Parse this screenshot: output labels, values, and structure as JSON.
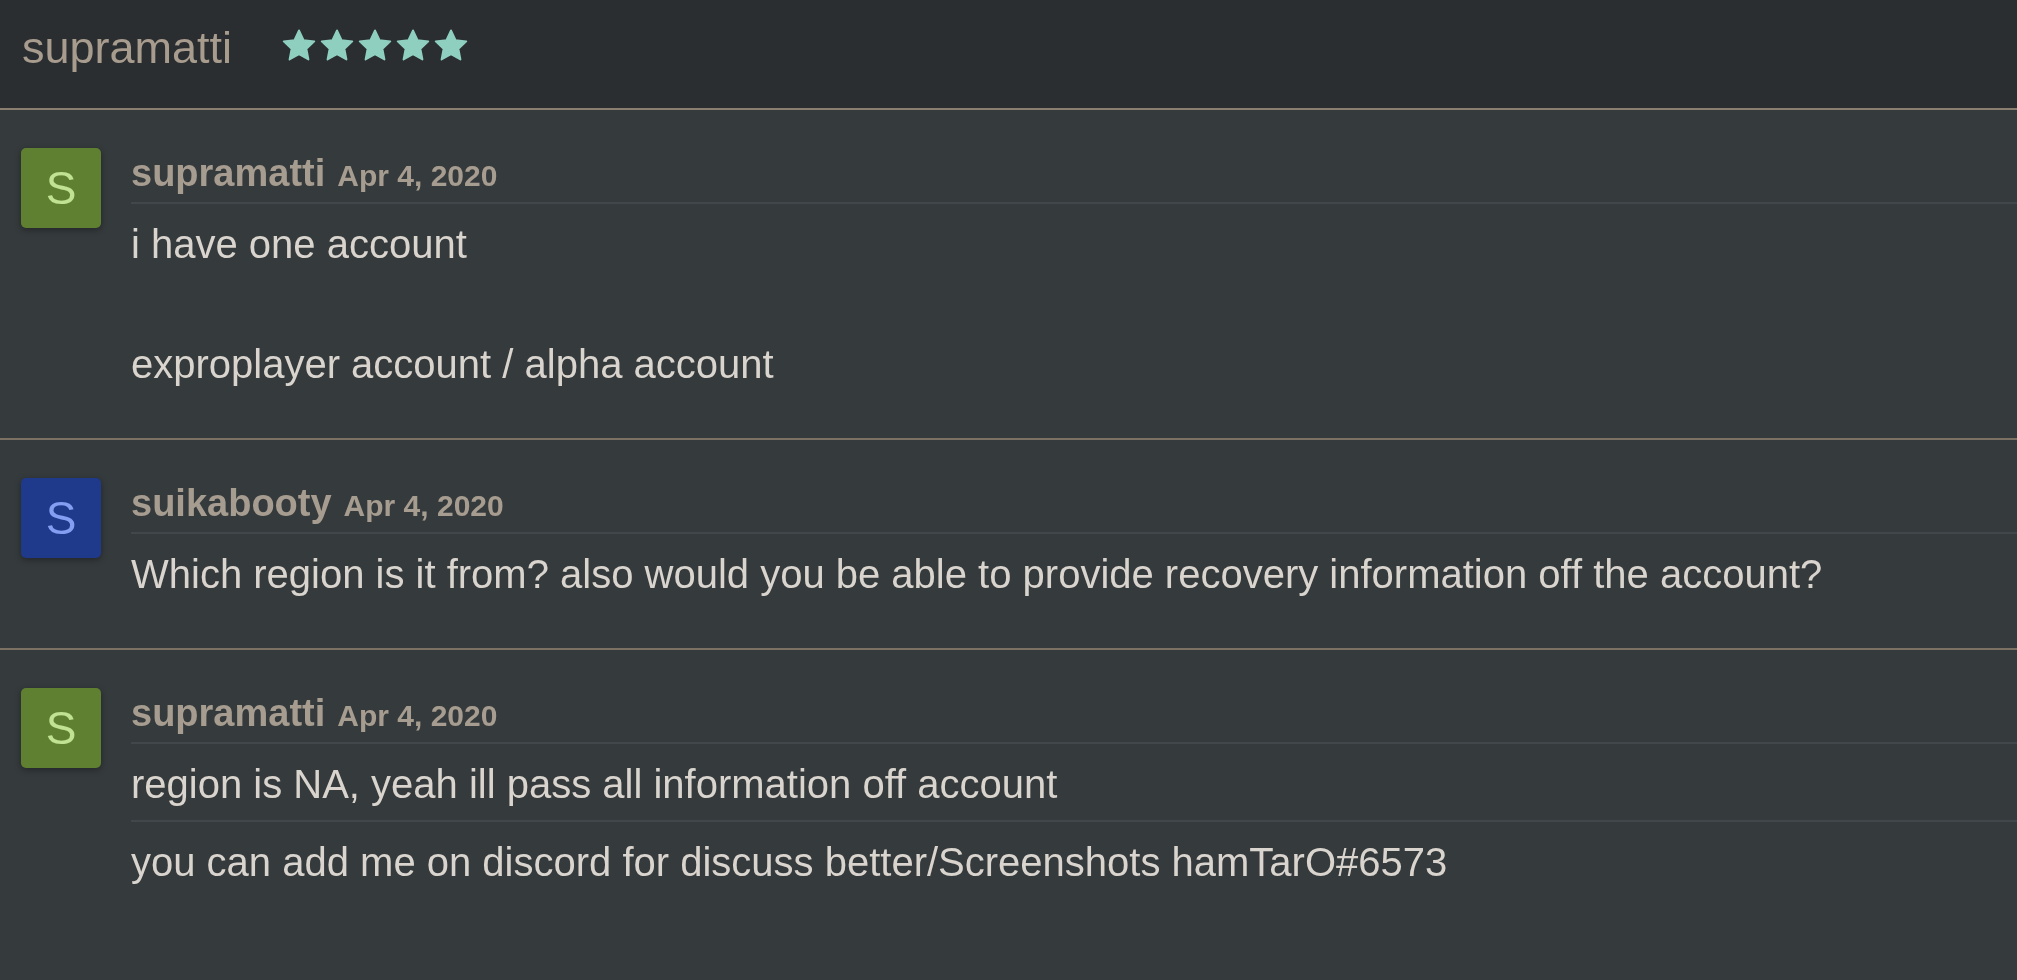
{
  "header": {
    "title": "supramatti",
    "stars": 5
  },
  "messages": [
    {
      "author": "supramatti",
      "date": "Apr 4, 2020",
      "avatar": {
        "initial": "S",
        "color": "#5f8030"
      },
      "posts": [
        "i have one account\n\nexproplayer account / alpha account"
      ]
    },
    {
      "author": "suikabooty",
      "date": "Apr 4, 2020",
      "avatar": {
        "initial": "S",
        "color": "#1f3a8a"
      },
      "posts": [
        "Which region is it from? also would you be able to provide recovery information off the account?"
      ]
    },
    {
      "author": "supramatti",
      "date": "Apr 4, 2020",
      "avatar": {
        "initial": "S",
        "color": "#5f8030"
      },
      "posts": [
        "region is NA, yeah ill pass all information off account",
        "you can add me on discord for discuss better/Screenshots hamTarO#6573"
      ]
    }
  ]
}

__GIVEN INSTRUCTION__
Transcribe the entries above verbatim, omitting their pictures.

__CORRECT OUTPUT__
Parse this screenshot: output labels, values, and structure as JSON.
{
  "header": {
    "title": "supramatti",
    "stars": 5
  },
  "messages": [
    {
      "author": "supramatti",
      "date": "Apr 4, 2020",
      "avatar": {
        "initial": "S",
        "color": "#5f8030"
      },
      "posts": [
        "i have one account\n\nexproplayer account / alpha account"
      ]
    },
    {
      "author": "suikabooty",
      "date": "Apr 4, 2020",
      "avatar": {
        "initial": "S",
        "color": "#1f3a8a"
      },
      "posts": [
        "Which region is it from? also would you be able to provide recovery information off the account?"
      ]
    },
    {
      "author": "supramatti",
      "date": "Apr 4, 2020",
      "avatar": {
        "initial": "S",
        "color": "#5f8030"
      },
      "posts": [
        "region is NA, yeah ill pass all information off account",
        "you can add me on discord for discuss better/Screenshots hamTarO#6573"
      ]
    }
  ]
}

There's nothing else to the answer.